**Problem statement:** Print the entries below word for word; the pictures stay out of your copy.

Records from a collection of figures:
###

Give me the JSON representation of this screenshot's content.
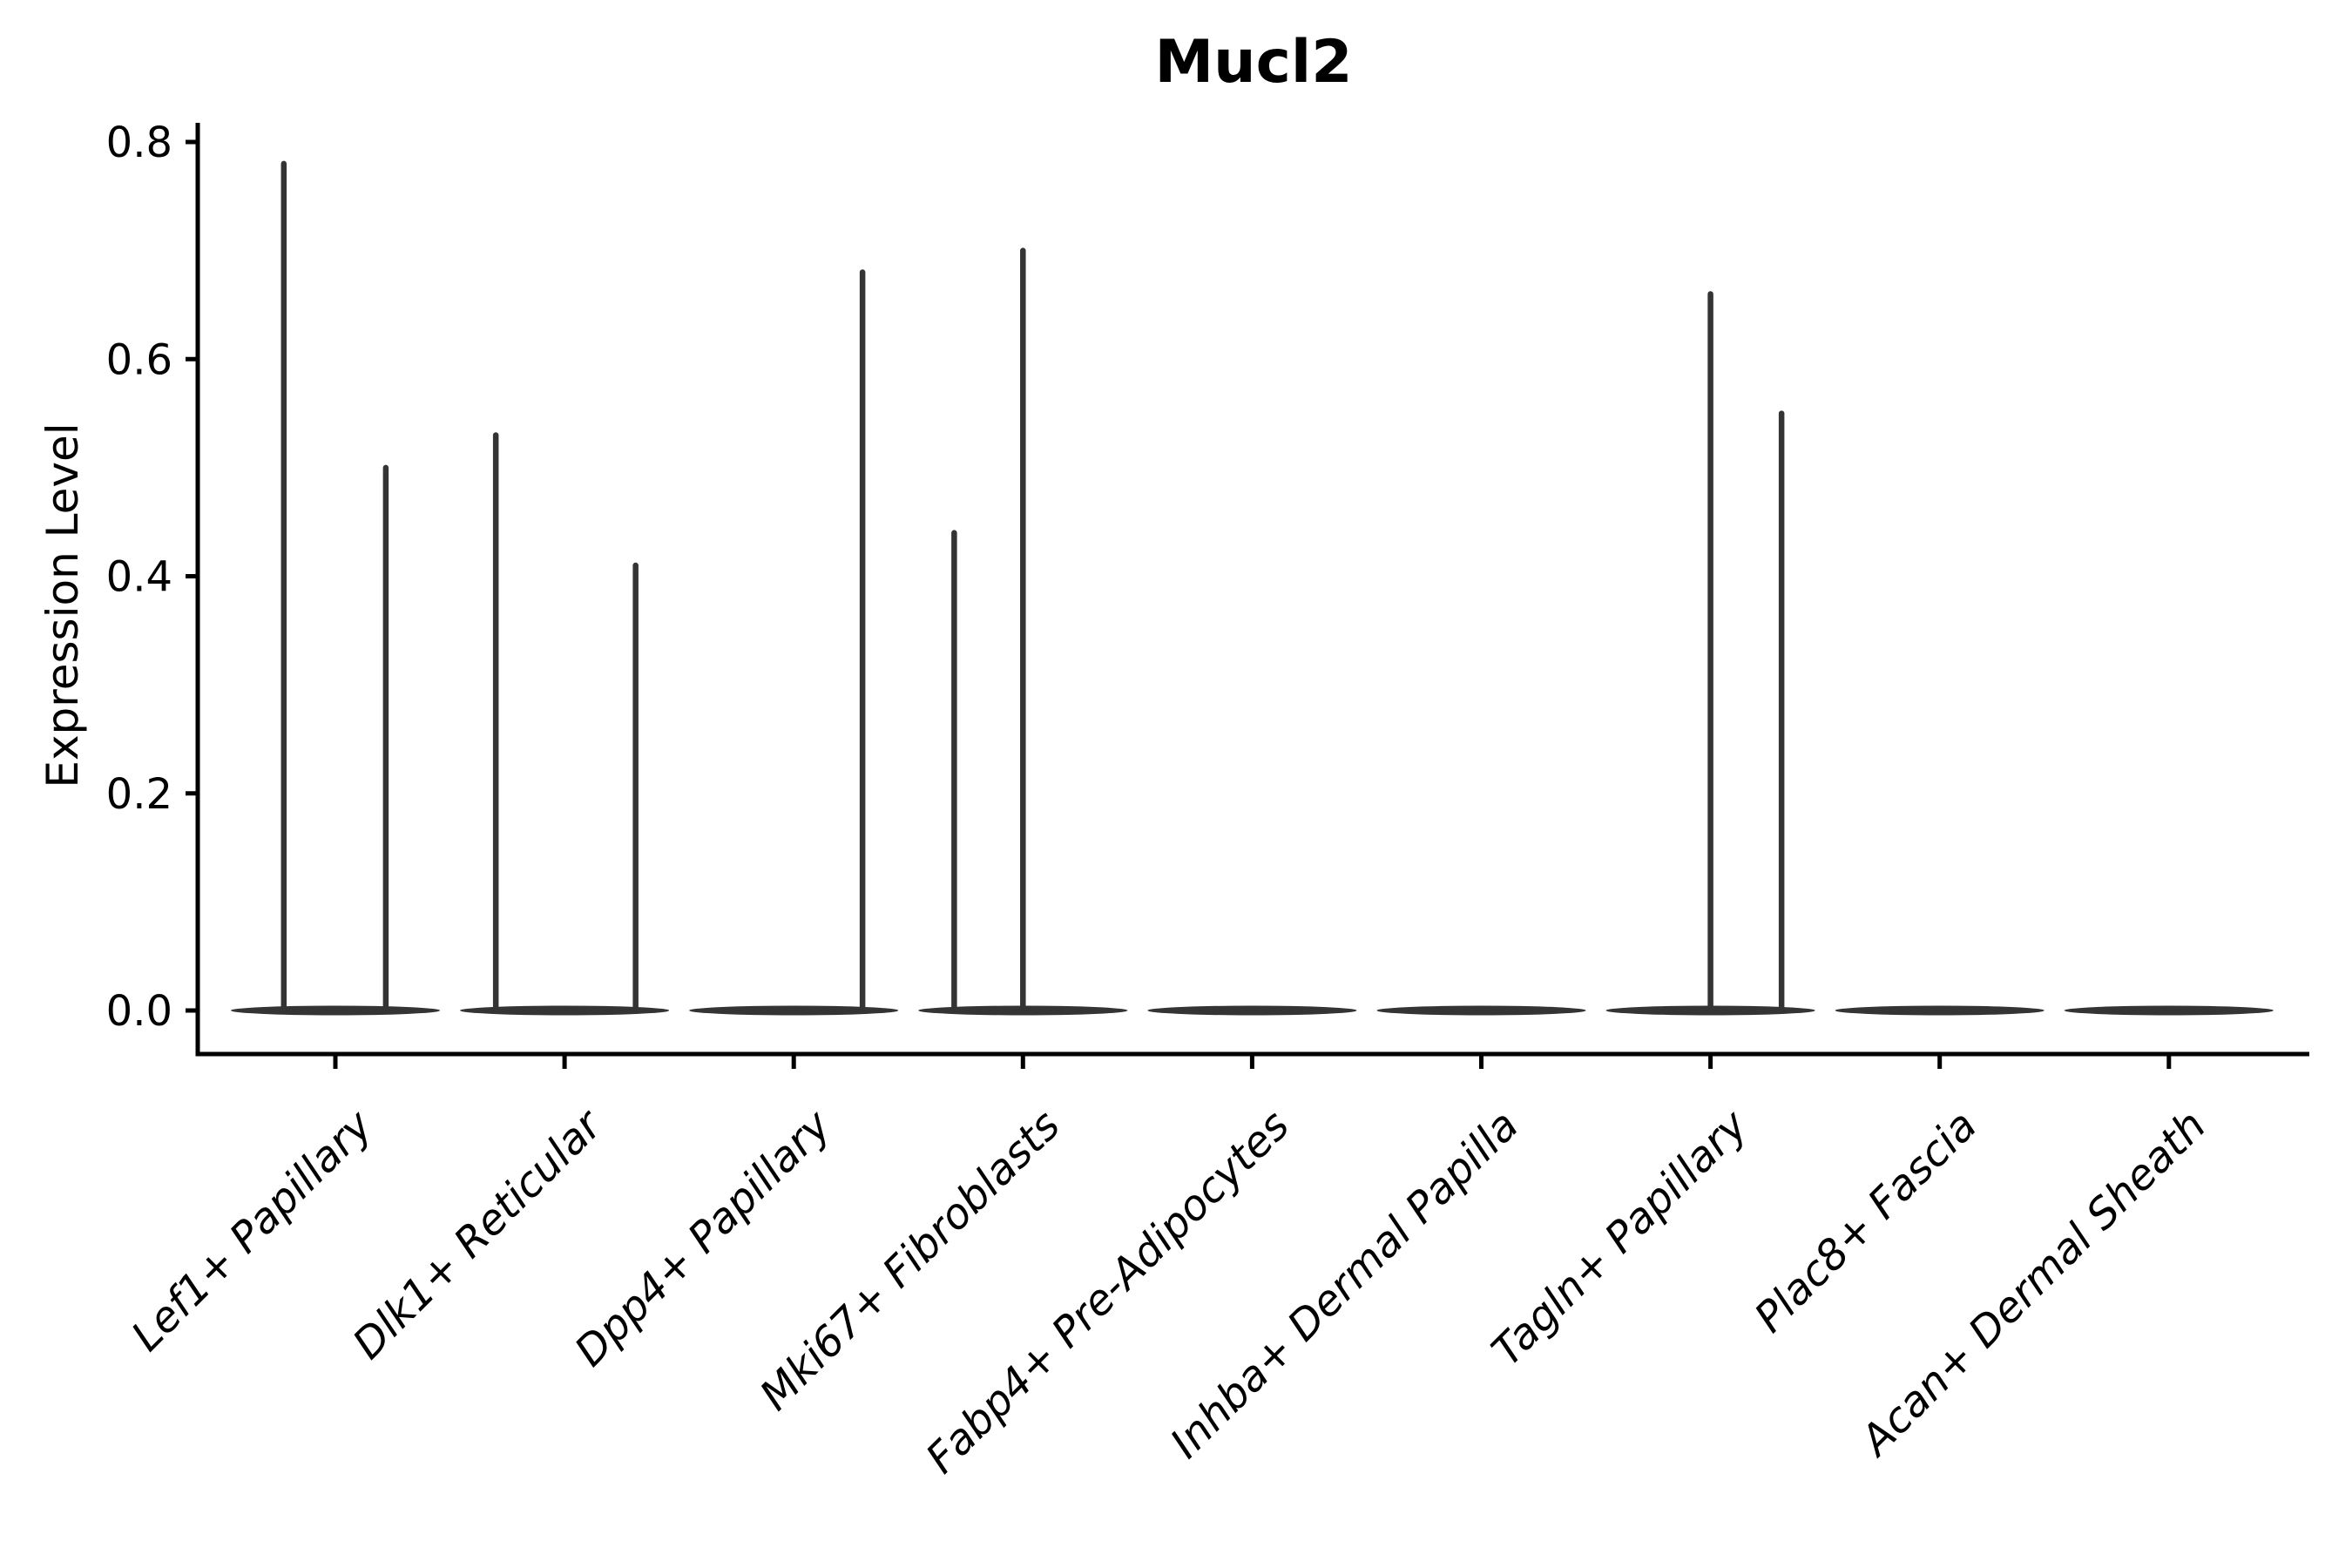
{
  "figure": {
    "title": "Mucl2",
    "y_axis_label": "Expression Level"
  },
  "colors": {
    "violin": "#343434",
    "axis": "#000000",
    "text": "#000000",
    "background": "#ffffff"
  },
  "chart_data": {
    "type": "violin",
    "title": "Mucl2",
    "xlabel": "",
    "ylabel": "Expression Level",
    "ylim": [
      0,
      0.8
    ],
    "grid": false,
    "legend": false,
    "ytick_values": [
      0,
      0.2,
      0.4,
      0.6,
      0.8
    ],
    "ytick_labels": [
      "0.0",
      "0.2",
      "0.4",
      "0.6",
      "0.8"
    ],
    "categories": [
      "Lef1+ Papillary",
      "Dlk1+ Reticular",
      "Dpp4+ Papillary",
      "Mki67+ Fibroblasts",
      "Fabp4+ Pre-Adipocytes",
      "Inhba+ Dermal Papilla",
      "Tagln+ Papillary",
      "Plac8+ Fascia",
      "Acan+ Dermal Sheath"
    ],
    "violins": [
      {
        "category": "Lef1+ Papillary",
        "baseline_value": 0,
        "spikes": [
          {
            "value": 0.78,
            "offset_frac": -0.225
          },
          {
            "value": 0.5,
            "offset_frac": 0.22
          }
        ]
      },
      {
        "category": "Dlk1+ Reticular",
        "baseline_value": 0,
        "spikes": [
          {
            "value": 0.53,
            "offset_frac": -0.3
          },
          {
            "value": 0.41,
            "offset_frac": 0.31
          }
        ]
      },
      {
        "category": "Dpp4+ Papillary",
        "baseline_value": 0,
        "spikes": [
          {
            "value": 0.68,
            "offset_frac": 0.3
          }
        ]
      },
      {
        "category": "Mki67+ Fibroblasts",
        "baseline_value": 0,
        "spikes": [
          {
            "value": 0.44,
            "offset_frac": -0.3
          },
          {
            "value": 0.7,
            "offset_frac": 0.0
          }
        ]
      },
      {
        "category": "Fabp4+ Pre-Adipocytes",
        "baseline_value": 0,
        "spikes": []
      },
      {
        "category": "Inhba+ Dermal Papilla",
        "baseline_value": 0,
        "spikes": []
      },
      {
        "category": "Tagln+ Papillary",
        "baseline_value": 0,
        "spikes": [
          {
            "value": 0.66,
            "offset_frac": 0.0
          },
          {
            "value": 0.55,
            "offset_frac": 0.31
          }
        ]
      },
      {
        "category": "Plac8+ Fascia",
        "baseline_value": 0,
        "spikes": []
      },
      {
        "category": "Acan+ Dermal Sheath",
        "baseline_value": 0,
        "spikes": []
      }
    ]
  }
}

###

**In response:**
Give me the JSON representation of this screenshot's content.
{
  "figure": {
    "title": "Mucl2",
    "y_axis_label": "Expression Level"
  },
  "colors": {
    "violin": "#343434",
    "axis": "#000000",
    "text": "#000000",
    "background": "#ffffff"
  },
  "chart_data": {
    "type": "violin",
    "title": "Mucl2",
    "xlabel": "",
    "ylabel": "Expression Level",
    "ylim": [
      0,
      0.8
    ],
    "grid": false,
    "legend": false,
    "ytick_values": [
      0,
      0.2,
      0.4,
      0.6,
      0.8
    ],
    "ytick_labels": [
      "0.0",
      "0.2",
      "0.4",
      "0.6",
      "0.8"
    ],
    "categories": [
      "Lef1+ Papillary",
      "Dlk1+ Reticular",
      "Dpp4+ Papillary",
      "Mki67+ Fibroblasts",
      "Fabp4+ Pre-Adipocytes",
      "Inhba+ Dermal Papilla",
      "Tagln+ Papillary",
      "Plac8+ Fascia",
      "Acan+ Dermal Sheath"
    ],
    "violins": [
      {
        "category": "Lef1+ Papillary",
        "baseline_value": 0,
        "spikes": [
          {
            "value": 0.78,
            "offset_frac": -0.225
          },
          {
            "value": 0.5,
            "offset_frac": 0.22
          }
        ]
      },
      {
        "category": "Dlk1+ Reticular",
        "baseline_value": 0,
        "spikes": [
          {
            "value": 0.53,
            "offset_frac": -0.3
          },
          {
            "value": 0.41,
            "offset_frac": 0.31
          }
        ]
      },
      {
        "category": "Dpp4+ Papillary",
        "baseline_value": 0,
        "spikes": [
          {
            "value": 0.68,
            "offset_frac": 0.3
          }
        ]
      },
      {
        "category": "Mki67+ Fibroblasts",
        "baseline_value": 0,
        "spikes": [
          {
            "value": 0.44,
            "offset_frac": -0.3
          },
          {
            "value": 0.7,
            "offset_frac": 0.0
          }
        ]
      },
      {
        "category": "Fabp4+ Pre-Adipocytes",
        "baseline_value": 0,
        "spikes": []
      },
      {
        "category": "Inhba+ Dermal Papilla",
        "baseline_value": 0,
        "spikes": []
      },
      {
        "category": "Tagln+ Papillary",
        "baseline_value": 0,
        "spikes": [
          {
            "value": 0.66,
            "offset_frac": 0.0
          },
          {
            "value": 0.55,
            "offset_frac": 0.31
          }
        ]
      },
      {
        "category": "Plac8+ Fascia",
        "baseline_value": 0,
        "spikes": []
      },
      {
        "category": "Acan+ Dermal Sheath",
        "baseline_value": 0,
        "spikes": []
      }
    ]
  }
}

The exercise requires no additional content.